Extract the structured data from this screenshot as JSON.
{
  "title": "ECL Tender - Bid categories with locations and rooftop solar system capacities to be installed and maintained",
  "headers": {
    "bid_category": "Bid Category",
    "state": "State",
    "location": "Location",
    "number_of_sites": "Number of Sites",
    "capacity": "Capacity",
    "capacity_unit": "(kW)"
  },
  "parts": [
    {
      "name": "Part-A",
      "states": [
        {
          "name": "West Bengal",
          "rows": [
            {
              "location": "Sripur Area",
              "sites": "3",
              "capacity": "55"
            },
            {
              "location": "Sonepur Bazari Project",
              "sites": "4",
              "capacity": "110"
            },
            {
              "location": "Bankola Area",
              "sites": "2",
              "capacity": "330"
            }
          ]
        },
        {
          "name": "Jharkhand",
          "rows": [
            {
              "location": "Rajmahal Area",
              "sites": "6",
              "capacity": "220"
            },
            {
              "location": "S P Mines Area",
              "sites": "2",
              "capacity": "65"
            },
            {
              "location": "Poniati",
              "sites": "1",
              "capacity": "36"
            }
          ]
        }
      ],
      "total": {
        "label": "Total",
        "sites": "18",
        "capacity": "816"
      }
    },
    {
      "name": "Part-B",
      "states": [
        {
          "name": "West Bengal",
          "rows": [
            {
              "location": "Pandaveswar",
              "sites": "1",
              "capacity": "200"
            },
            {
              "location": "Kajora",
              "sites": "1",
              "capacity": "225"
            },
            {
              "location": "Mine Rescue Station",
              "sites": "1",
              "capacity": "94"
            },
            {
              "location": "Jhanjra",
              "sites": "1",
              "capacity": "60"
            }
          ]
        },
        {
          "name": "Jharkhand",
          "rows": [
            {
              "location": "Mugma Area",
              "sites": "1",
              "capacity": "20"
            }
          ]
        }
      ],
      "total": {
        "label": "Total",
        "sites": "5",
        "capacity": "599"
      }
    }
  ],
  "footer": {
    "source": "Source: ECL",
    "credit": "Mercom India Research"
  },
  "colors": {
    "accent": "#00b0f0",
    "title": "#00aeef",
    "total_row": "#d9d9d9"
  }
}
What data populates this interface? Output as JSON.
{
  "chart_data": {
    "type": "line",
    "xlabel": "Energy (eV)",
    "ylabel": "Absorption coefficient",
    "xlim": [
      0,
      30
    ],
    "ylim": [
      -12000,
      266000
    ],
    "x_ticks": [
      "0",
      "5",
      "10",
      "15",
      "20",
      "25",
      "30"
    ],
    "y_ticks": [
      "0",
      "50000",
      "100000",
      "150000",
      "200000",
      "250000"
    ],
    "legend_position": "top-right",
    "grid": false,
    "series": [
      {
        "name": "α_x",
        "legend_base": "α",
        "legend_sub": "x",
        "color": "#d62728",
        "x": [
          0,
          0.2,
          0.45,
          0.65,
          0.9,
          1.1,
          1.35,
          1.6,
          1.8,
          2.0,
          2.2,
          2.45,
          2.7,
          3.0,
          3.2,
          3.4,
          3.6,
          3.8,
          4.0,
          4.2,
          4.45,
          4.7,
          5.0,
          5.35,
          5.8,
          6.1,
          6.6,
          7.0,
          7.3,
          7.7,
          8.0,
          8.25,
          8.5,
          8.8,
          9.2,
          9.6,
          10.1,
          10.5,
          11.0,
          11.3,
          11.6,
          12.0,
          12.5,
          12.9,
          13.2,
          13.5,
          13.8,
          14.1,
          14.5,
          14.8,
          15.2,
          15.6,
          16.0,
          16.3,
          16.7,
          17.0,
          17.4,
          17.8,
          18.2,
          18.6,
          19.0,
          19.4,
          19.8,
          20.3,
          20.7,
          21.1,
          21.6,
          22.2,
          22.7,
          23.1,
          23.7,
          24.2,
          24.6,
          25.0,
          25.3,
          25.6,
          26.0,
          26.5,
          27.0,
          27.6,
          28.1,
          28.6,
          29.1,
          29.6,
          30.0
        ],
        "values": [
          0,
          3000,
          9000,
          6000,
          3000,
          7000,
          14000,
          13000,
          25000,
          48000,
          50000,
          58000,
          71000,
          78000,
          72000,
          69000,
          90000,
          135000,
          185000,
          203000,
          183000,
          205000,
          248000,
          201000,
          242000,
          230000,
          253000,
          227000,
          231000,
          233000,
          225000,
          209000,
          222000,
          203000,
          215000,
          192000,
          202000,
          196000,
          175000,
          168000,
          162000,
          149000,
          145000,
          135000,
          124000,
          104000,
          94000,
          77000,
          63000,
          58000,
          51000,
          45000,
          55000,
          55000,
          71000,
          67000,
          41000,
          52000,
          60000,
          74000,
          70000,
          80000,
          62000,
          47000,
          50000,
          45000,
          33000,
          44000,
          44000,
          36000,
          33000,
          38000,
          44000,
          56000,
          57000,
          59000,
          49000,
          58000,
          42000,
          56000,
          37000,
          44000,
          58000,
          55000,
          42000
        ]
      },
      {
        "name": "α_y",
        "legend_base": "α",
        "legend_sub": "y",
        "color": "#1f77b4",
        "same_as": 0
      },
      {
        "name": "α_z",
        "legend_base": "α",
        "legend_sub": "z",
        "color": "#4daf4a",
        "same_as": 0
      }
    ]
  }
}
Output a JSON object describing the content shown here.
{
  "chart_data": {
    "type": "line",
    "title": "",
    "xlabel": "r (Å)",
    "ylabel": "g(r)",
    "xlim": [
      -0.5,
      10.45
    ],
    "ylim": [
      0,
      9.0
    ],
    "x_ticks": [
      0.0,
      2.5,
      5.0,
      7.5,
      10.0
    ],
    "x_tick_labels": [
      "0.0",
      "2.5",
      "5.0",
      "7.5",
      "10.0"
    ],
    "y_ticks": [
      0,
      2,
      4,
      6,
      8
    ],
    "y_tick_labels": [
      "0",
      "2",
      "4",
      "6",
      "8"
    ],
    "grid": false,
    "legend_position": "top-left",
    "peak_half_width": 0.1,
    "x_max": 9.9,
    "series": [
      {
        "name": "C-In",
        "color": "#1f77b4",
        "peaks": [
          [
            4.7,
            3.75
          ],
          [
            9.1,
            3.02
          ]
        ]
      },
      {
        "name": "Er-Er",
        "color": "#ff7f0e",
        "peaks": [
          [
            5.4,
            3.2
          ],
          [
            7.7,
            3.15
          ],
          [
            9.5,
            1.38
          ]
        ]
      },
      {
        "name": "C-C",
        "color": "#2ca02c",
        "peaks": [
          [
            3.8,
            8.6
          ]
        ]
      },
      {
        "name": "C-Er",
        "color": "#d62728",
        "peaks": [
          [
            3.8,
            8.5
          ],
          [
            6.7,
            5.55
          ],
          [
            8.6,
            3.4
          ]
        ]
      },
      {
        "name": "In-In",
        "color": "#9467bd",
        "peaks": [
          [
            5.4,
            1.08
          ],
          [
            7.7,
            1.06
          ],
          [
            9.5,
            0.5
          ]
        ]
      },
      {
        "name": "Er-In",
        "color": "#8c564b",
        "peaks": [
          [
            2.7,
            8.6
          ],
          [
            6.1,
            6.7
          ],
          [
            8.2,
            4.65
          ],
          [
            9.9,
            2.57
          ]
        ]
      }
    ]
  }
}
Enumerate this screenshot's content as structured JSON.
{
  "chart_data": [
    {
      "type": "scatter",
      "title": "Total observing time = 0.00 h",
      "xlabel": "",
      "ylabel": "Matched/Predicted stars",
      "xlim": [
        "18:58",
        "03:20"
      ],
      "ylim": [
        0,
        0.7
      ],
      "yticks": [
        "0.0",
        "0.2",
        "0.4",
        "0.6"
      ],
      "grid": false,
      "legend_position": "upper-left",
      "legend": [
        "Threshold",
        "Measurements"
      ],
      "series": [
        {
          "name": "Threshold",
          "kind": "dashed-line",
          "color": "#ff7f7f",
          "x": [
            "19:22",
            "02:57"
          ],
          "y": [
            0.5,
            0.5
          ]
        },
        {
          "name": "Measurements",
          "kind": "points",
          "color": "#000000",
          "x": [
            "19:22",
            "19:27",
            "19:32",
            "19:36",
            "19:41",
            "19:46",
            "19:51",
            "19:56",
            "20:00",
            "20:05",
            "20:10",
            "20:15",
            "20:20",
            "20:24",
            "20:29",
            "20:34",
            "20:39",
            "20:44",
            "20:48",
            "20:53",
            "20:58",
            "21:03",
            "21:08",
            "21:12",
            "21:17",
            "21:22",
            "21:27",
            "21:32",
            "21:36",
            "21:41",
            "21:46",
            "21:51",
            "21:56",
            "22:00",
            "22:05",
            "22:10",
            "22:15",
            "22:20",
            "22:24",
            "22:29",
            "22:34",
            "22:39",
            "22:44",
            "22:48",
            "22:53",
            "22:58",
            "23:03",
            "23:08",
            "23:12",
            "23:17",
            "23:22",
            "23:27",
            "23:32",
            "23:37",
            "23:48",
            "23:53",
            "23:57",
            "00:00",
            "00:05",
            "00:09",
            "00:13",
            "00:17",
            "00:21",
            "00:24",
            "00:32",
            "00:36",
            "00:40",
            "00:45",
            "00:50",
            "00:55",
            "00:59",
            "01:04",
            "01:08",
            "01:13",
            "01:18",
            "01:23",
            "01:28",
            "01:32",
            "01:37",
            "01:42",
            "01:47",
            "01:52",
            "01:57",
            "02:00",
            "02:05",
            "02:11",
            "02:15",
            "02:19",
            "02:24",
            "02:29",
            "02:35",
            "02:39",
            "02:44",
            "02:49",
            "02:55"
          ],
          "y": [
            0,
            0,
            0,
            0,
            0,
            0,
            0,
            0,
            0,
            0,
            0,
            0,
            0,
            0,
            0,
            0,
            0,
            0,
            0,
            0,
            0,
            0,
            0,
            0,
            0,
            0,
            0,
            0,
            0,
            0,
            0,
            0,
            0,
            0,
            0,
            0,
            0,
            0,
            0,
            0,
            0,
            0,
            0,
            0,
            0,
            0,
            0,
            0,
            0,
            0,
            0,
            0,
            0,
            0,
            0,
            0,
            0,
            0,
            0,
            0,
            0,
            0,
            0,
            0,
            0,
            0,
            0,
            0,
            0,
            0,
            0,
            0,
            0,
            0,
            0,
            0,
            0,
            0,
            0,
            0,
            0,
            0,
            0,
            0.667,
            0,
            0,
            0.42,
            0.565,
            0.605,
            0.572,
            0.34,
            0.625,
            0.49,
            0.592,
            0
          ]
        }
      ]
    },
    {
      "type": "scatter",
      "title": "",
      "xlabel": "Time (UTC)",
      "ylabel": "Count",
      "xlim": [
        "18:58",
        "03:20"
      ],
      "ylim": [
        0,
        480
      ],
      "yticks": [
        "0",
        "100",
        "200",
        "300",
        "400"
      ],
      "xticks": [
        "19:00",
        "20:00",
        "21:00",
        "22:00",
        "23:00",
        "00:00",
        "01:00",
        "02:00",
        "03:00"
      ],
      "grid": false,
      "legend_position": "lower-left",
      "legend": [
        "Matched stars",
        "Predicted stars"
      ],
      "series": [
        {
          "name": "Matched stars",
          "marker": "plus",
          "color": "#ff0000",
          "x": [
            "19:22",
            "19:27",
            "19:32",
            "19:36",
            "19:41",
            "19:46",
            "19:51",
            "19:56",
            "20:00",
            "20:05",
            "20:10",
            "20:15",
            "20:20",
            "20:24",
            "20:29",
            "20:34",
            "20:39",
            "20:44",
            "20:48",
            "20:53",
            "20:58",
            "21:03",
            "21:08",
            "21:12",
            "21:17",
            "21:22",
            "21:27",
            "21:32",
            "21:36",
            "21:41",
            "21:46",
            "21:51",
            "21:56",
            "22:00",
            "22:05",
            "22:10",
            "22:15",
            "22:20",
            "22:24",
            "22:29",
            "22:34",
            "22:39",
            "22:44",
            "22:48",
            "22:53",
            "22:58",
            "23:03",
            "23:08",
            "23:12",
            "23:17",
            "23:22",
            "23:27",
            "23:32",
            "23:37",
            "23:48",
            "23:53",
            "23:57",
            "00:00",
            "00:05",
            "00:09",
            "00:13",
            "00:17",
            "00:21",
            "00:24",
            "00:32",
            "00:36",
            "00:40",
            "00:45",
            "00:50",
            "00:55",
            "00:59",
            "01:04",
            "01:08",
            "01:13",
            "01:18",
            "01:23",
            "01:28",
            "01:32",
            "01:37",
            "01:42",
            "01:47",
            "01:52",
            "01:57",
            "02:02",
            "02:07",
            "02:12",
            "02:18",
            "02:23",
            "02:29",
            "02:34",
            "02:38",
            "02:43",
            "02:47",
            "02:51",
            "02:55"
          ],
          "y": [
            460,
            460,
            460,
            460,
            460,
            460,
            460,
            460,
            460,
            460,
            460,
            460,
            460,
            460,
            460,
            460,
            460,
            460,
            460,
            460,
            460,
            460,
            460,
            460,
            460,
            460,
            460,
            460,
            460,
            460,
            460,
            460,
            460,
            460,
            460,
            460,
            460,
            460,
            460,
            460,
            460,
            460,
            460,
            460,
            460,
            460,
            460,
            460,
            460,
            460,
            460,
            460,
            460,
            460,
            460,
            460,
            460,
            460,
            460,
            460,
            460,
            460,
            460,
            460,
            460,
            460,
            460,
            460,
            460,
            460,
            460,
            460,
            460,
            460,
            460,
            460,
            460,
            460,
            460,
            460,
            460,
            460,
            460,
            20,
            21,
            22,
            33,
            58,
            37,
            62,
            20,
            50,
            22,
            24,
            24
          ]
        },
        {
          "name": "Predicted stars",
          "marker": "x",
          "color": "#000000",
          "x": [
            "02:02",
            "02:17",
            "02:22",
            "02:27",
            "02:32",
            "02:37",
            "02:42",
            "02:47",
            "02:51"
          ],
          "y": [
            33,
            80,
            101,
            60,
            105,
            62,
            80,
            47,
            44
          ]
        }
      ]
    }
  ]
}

====

**Aim**. From the records given above, copy all lines containing "title".

**Finished task**.
  "title": "ECL Tender - Bid categories with locations and rooftop solar system capacities to be installed and maintained",
    "title": "#00aeef",
    "title": "",
      "title": "Total observing time = 0.00 h",
      "title": "",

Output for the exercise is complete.